-------- Page extract

OTOH, one really useful response of an alternative opinion came from MikeG of Chowhound in this thread.
Is that the same @MikeG on HO?
Will read your garlic research with interest. For the wild garlic that I’ve got, initially I wanted to buy the cloves, but they were sold out, the only choice left were in pots. If they work well, next year will plant more cloves. Love the fact they like shady areas.
Thank you, Shrinkrap! Interesting garlic presoak information. I may have to do a side-by-side test someday, see if it makes a difference here. I know one thing: no fish emulsion out here! Raccoons and opossums will dig up anything that smells like that, even Garden Tone!
Thanks for all the garlic info, tho I’ve only planted the cloves with no prep at all and never a problem. I went overboard this year ordering from Keene and even after giving half to my sister I have one entire raised bed filled!!
@shrinkrap - I’m soooo sorry to hear of your lost gem! My hope is that it turns up in your lovingly tended and productive garden.
It might be in here somewhere, where I was preparing to plant shallots.
This is the garlic I planted after I wiped my nose.
The 2020 late season here has, so far, been much warmer than normal. Frost date was one month later, and the Radicchios have not been killed back by freezing, which typically happens around mid Nov. It has grown huge, but is far too bitter to eat yet. The Castelfranco are about 2 feet (.6 meters) across.
Here’s part of the row with Rossa di Treviso #3 in the foreground
A shorter row of Rossa di Treviso is showing some beautiful color patterns.
I may have to dig the roots and cut off the top growth, since the weather hasn’t killed it back, something I’ve never had to do before. The re-growing, under straw, has to be during cold weather, and at this rate, I’ll run out of that!

----------------

* _Written request a_
Transcribe the entries, everything from the first line down to the line that contains "post-views: 23,856 — [277, 461, 331, 479]", with both of those lines included.
The garden forum posts above have no connection to the entries.

-------- Material for the task

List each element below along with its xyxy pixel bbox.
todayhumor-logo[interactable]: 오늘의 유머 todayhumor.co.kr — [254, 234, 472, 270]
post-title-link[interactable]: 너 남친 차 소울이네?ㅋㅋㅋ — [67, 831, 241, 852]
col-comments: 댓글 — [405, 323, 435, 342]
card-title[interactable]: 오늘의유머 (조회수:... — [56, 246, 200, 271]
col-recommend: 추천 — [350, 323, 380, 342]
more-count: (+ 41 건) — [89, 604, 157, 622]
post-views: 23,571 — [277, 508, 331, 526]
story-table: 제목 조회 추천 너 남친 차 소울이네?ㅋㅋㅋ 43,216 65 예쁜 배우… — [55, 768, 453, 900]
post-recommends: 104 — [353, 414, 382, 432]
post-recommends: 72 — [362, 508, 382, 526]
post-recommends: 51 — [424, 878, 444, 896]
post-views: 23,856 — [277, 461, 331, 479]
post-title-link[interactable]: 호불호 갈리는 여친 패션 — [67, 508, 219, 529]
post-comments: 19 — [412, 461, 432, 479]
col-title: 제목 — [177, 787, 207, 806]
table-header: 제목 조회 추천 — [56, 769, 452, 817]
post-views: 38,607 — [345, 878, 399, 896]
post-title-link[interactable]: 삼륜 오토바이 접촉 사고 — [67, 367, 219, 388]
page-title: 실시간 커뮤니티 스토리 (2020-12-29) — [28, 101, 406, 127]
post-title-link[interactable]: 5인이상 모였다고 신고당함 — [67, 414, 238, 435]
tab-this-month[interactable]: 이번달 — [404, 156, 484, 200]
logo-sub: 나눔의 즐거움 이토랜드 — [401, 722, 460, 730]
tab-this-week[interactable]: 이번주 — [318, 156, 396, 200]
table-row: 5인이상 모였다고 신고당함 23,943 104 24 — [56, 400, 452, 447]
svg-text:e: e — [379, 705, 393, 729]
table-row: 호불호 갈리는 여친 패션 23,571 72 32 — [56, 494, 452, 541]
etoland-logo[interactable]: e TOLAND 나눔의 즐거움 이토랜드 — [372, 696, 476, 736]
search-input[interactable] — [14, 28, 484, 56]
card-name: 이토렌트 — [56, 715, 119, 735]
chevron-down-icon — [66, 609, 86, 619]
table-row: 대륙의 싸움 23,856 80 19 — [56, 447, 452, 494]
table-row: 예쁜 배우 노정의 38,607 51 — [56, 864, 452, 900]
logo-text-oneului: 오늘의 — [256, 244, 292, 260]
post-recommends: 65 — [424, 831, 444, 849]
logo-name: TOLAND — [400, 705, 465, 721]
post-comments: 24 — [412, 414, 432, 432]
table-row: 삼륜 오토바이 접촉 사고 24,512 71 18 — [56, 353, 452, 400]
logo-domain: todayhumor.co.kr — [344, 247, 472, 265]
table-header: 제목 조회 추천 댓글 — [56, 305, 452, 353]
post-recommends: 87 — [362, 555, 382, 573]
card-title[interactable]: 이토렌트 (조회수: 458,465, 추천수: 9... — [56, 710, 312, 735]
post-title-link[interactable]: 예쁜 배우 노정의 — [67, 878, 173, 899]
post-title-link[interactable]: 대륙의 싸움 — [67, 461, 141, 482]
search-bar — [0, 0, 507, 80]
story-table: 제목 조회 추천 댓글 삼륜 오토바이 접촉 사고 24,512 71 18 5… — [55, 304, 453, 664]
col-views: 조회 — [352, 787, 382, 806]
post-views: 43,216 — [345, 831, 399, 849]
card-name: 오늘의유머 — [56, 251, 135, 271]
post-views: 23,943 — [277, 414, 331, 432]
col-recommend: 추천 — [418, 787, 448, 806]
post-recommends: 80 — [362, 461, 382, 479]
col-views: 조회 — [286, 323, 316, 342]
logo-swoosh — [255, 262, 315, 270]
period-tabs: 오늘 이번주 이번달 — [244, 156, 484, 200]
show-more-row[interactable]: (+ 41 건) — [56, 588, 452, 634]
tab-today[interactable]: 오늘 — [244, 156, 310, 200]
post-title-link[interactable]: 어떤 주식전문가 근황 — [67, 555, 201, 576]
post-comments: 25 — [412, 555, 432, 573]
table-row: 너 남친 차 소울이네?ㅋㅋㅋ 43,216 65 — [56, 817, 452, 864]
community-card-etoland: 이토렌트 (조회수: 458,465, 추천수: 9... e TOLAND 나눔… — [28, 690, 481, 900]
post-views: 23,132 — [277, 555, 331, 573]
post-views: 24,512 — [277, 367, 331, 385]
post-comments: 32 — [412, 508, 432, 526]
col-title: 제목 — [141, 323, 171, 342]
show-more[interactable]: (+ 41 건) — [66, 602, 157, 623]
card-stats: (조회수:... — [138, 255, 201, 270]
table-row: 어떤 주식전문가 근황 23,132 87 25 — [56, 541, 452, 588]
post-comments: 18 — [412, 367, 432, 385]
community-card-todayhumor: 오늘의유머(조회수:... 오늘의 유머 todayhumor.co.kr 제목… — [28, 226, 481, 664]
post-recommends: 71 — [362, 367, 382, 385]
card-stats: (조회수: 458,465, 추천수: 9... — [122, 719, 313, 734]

----------------

* _Written request b_
Repeat word for word the part of the garden forum posts running from "Thank you, Shrinkrap!" down to "to plant shallots.".

* _Right answer a_
List each element below along with its xyxy pixel bbox.
todayhumor-logo[interactable]: 오늘의 유머 todayhumor.co.kr — [254, 234, 472, 270]
post-title-link[interactable]: 너 남친 차 소울이네?ㅋㅋㅋ — [67, 831, 241, 852]
col-comments: 댓글 — [405, 323, 435, 342]
card-title[interactable]: 오늘의유머 (조회수:... — [56, 246, 200, 271]
col-recommend: 추천 — [350, 323, 380, 342]
more-count: (+ 41 건) — [89, 604, 157, 622]
post-views: 23,571 — [277, 508, 331, 526]
story-table: 제목 조회 추천 너 남친 차 소울이네?ㅋㅋㅋ 43,216 65 예쁜 배우… — [55, 768, 453, 900]
post-recommends: 104 — [353, 414, 382, 432]
post-recommends: 72 — [362, 508, 382, 526]
post-recommends: 51 — [424, 878, 444, 896]
post-views: 23,856 — [277, 461, 331, 479]

* _Right answer b_
Thank you, Shrinkrap! Interesting garlic presoak information. I may have to do a side-by-side test someday, see if it makes a difference here. I know one thing: no fish emulsion out here! Raccoons and opossums will dig up anything that smells like that, even Garden Tone!
Thanks for all the garlic info, tho I’ve only planted the cloves with no prep at all and never a problem. I went overboard this year ordering from Keene and even after giving half to my sister I have one entire raised bed filled!!
@shrinkrap - I’m soooo sorry to hear of your lost gem! My hope is that it turns up in your lovingly tended and productive garden.
It might be in here somewhere, where I was preparing to plant shallots.